Instructions for the task =>
Reproduce the listing exactly, keeping every word as it is.

Provided entries =>

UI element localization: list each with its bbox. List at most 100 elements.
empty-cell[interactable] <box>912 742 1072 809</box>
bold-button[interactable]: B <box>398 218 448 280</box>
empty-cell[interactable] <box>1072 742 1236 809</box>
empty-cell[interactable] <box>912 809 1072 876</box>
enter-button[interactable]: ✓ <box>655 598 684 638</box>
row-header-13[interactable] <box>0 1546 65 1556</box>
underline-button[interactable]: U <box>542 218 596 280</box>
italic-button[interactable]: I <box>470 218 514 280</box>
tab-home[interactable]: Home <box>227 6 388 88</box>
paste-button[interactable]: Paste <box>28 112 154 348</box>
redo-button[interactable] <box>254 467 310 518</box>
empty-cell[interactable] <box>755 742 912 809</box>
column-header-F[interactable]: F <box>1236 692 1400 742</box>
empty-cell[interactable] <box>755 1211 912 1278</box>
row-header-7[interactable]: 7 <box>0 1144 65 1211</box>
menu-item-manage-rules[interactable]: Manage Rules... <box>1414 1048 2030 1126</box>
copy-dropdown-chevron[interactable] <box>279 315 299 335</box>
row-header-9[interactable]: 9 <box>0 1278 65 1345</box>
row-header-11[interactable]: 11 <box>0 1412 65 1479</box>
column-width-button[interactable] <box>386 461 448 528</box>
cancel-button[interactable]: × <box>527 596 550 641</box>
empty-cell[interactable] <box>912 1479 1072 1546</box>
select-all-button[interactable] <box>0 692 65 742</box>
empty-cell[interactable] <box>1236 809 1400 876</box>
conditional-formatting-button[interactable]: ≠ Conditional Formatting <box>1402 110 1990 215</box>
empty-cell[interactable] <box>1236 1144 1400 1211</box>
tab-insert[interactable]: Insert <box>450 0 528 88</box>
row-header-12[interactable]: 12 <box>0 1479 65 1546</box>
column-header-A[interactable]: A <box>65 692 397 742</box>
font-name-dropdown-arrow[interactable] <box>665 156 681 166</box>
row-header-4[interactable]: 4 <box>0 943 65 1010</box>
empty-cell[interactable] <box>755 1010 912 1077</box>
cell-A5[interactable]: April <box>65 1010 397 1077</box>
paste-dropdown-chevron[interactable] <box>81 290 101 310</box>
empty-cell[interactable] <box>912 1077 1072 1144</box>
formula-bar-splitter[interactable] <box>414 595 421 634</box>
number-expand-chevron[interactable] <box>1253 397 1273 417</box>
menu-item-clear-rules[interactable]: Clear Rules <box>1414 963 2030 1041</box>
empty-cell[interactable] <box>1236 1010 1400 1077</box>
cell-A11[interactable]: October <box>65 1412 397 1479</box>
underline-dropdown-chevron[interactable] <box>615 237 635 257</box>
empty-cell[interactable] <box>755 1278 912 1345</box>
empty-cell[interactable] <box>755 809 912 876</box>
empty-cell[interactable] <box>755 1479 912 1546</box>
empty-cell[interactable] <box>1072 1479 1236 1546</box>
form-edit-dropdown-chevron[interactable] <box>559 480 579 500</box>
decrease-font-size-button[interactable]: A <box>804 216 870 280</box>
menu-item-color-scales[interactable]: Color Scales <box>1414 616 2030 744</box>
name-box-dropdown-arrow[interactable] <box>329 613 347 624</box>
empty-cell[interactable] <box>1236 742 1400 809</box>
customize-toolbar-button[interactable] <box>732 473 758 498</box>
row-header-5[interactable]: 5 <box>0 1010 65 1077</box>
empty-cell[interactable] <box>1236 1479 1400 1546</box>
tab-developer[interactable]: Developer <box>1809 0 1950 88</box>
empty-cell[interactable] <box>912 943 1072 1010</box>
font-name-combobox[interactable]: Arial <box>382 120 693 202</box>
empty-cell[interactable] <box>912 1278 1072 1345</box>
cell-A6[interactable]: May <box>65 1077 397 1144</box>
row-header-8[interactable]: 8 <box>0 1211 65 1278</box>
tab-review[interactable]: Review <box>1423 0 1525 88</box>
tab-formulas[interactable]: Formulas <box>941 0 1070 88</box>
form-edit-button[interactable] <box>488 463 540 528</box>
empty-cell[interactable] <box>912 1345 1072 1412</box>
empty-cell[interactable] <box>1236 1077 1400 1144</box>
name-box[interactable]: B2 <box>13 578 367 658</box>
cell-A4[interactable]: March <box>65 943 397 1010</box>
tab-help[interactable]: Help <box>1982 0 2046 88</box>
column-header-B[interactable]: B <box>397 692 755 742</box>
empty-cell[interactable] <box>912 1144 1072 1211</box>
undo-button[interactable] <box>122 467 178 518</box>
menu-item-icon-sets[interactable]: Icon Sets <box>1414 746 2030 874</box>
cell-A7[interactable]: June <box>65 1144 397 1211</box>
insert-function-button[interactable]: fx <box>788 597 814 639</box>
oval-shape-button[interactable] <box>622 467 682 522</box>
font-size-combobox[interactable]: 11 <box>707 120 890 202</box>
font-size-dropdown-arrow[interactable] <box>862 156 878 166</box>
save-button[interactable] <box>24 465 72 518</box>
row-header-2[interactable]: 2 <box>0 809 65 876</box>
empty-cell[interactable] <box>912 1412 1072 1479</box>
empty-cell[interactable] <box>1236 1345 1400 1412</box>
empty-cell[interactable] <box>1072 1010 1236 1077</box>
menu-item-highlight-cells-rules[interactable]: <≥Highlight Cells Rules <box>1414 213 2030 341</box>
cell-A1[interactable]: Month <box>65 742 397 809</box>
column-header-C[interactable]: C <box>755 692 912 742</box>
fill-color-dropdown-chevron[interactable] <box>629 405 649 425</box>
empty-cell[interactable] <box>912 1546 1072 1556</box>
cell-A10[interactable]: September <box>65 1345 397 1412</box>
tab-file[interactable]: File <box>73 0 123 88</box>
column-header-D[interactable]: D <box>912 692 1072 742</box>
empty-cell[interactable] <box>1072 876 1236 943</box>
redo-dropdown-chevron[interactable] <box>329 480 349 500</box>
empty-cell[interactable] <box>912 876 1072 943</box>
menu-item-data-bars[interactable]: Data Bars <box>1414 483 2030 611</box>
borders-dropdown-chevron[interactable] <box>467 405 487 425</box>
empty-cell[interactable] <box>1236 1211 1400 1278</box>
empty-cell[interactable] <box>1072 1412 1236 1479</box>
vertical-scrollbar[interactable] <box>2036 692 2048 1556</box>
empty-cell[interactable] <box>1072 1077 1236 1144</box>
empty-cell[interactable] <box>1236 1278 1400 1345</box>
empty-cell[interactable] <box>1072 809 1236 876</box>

Answer to this exercise =>
UI element localization: list each with its bbox. List at most 100 elements.
empty-cell[interactable] <box>912 742 1072 809</box>
bold-button[interactable]: B <box>398 218 448 280</box>
empty-cell[interactable] <box>1072 742 1236 809</box>
empty-cell[interactable] <box>912 809 1072 876</box>
enter-button[interactable]: ✓ <box>655 598 684 638</box>
row-header-13[interactable] <box>0 1546 65 1556</box>
underline-button[interactable]: U <box>542 218 596 280</box>
italic-button[interactable]: I <box>470 218 514 280</box>
tab-home[interactable]: Home <box>227 6 388 88</box>
paste-button[interactable]: Paste <box>28 112 154 348</box>
redo-button[interactable] <box>254 467 310 518</box>
empty-cell[interactable] <box>755 742 912 809</box>
column-header-F[interactable]: F <box>1236 692 1400 742</box>
empty-cell[interactable] <box>755 1211 912 1278</box>
row-header-7[interactable]: 7 <box>0 1144 65 1211</box>
menu-item-manage-rules[interactable]: Manage Rules... <box>1414 1048 2030 1126</box>
copy-dropdown-chevron[interactable] <box>279 315 299 335</box>
row-header-9[interactable]: 9 <box>0 1278 65 1345</box>
row-header-11[interactable]: 11 <box>0 1412 65 1479</box>
column-width-button[interactable] <box>386 461 448 528</box>
cancel-button[interactable]: × <box>527 596 550 641</box>
empty-cell[interactable] <box>912 1479 1072 1546</box>
select-all-button[interactable] <box>0 692 65 742</box>
empty-cell[interactable] <box>1236 809 1400 876</box>
conditional-formatting-button[interactable]: ≠ Conditional Formatting <box>1402 110 1990 215</box>
empty-cell[interactable] <box>1236 1144 1400 1211</box>
tab-insert[interactable]: Insert <box>450 0 528 88</box>
row-header-12[interactable]: 12 <box>0 1479 65 1546</box>
column-header-A[interactable]: A <box>65 692 397 742</box>
font-name-dropdown-arrow[interactable] <box>665 156 681 166</box>
row-header-4[interactable]: 4 <box>0 943 65 1010</box>
empty-cell[interactable] <box>755 1010 912 1077</box>
cell-A5[interactable]: April <box>65 1010 397 1077</box>
paste-dropdown-chevron[interactable] <box>81 290 101 310</box>
empty-cell[interactable] <box>912 1077 1072 1144</box>
formula-bar-splitter[interactable] <box>414 595 421 634</box>
number-expand-chevron[interactable] <box>1253 397 1273 417</box>
menu-item-clear-rules[interactable]: Clear Rules <box>1414 963 2030 1041</box>
empty-cell[interactable] <box>1236 1010 1400 1077</box>
cell-A11[interactable]: October <box>65 1412 397 1479</box>
underline-dropdown-chevron[interactable] <box>615 237 635 257</box>
empty-cell[interactable] <box>755 1278 912 1345</box>
empty-cell[interactable] <box>755 809 912 876</box>
empty-cell[interactable] <box>755 1479 912 1546</box>
empty-cell[interactable] <box>1072 1479 1236 1546</box>
form-edit-dropdown-chevron[interactable] <box>559 480 579 500</box>
decrease-font-size-button[interactable]: A <box>804 216 870 280</box>
menu-item-color-scales[interactable]: Color Scales <box>1414 616 2030 744</box>
name-box-dropdown-arrow[interactable] <box>329 613 347 624</box>
empty-cell[interactable] <box>1236 742 1400 809</box>
customize-toolbar-button[interactable] <box>732 473 758 498</box>
row-header-5[interactable]: 5 <box>0 1010 65 1077</box>
empty-cell[interactable] <box>1236 1479 1400 1546</box>
tab-developer[interactable]: Developer <box>1809 0 1950 88</box>
empty-cell[interactable] <box>912 943 1072 1010</box>
font-name-combobox[interactable]: Arial <box>382 120 693 202</box>
empty-cell[interactable] <box>912 1278 1072 1345</box>
cell-A6[interactable]: May <box>65 1077 397 1144</box>
row-header-8[interactable]: 8 <box>0 1211 65 1278</box>
tab-review[interactable]: Review <box>1423 0 1525 88</box>
tab-formulas[interactable]: Formulas <box>941 0 1070 88</box>
form-edit-button[interactable] <box>488 463 540 528</box>
empty-cell[interactable] <box>912 1345 1072 1412</box>
empty-cell[interactable] <box>1236 1077 1400 1144</box>
name-box[interactable]: B2 <box>13 578 367 658</box>
cell-A4[interactable]: March <box>65 943 397 1010</box>
tab-help[interactable]: Help <box>1982 0 2046 88</box>
column-header-B[interactable]: B <box>397 692 755 742</box>
empty-cell[interactable] <box>912 1144 1072 1211</box>
undo-button[interactable] <box>122 467 178 518</box>
menu-item-icon-sets[interactable]: Icon Sets <box>1414 746 2030 874</box>
cell-A7[interactable]: June <box>65 1144 397 1211</box>
insert-function-button[interactable]: fx <box>788 597 814 639</box>
oval-shape-button[interactable] <box>622 467 682 522</box>
font-size-combobox[interactable]: 11 <box>707 120 890 202</box>
font-size-dropdown-arrow[interactable] <box>862 156 878 166</box>
save-button[interactable] <box>24 465 72 518</box>
row-header-2[interactable]: 2 <box>0 809 65 876</box>
empty-cell[interactable] <box>912 1412 1072 1479</box>
empty-cell[interactable] <box>1236 1345 1400 1412</box>
empty-cell[interactable] <box>1072 1010 1236 1077</box>
menu-item-highlight-cells-rules[interactable]: <≥Highlight Cells Rules <box>1414 213 2030 341</box>
cell-A1[interactable]: Month <box>65 742 397 809</box>
column-header-C[interactable]: C <box>755 692 912 742</box>
fill-color-dropdown-chevron[interactable] <box>629 405 649 425</box>
empty-cell[interactable] <box>912 1546 1072 1556</box>
cell-A10[interactable]: September <box>65 1345 397 1412</box>
tab-file[interactable]: File <box>73 0 123 88</box>
column-header-D[interactable]: D <box>912 692 1072 742</box>
empty-cell[interactable] <box>1072 876 1236 943</box>
redo-dropdown-chevron[interactable] <box>329 480 349 500</box>
empty-cell[interactable] <box>912 876 1072 943</box>
menu-item-data-bars[interactable]: Data Bars <box>1414 483 2030 611</box>
borders-dropdown-chevron[interactable] <box>467 405 487 425</box>
empty-cell[interactable] <box>1236 1211 1400 1278</box>
empty-cell[interactable] <box>1072 1412 1236 1479</box>
vertical-scrollbar[interactable] <box>2036 692 2048 1556</box>
empty-cell[interactable] <box>1072 1077 1236 1144</box>
empty-cell[interactable] <box>1236 1278 1400 1345</box>
empty-cell[interactable] <box>1072 809 1236 876</box>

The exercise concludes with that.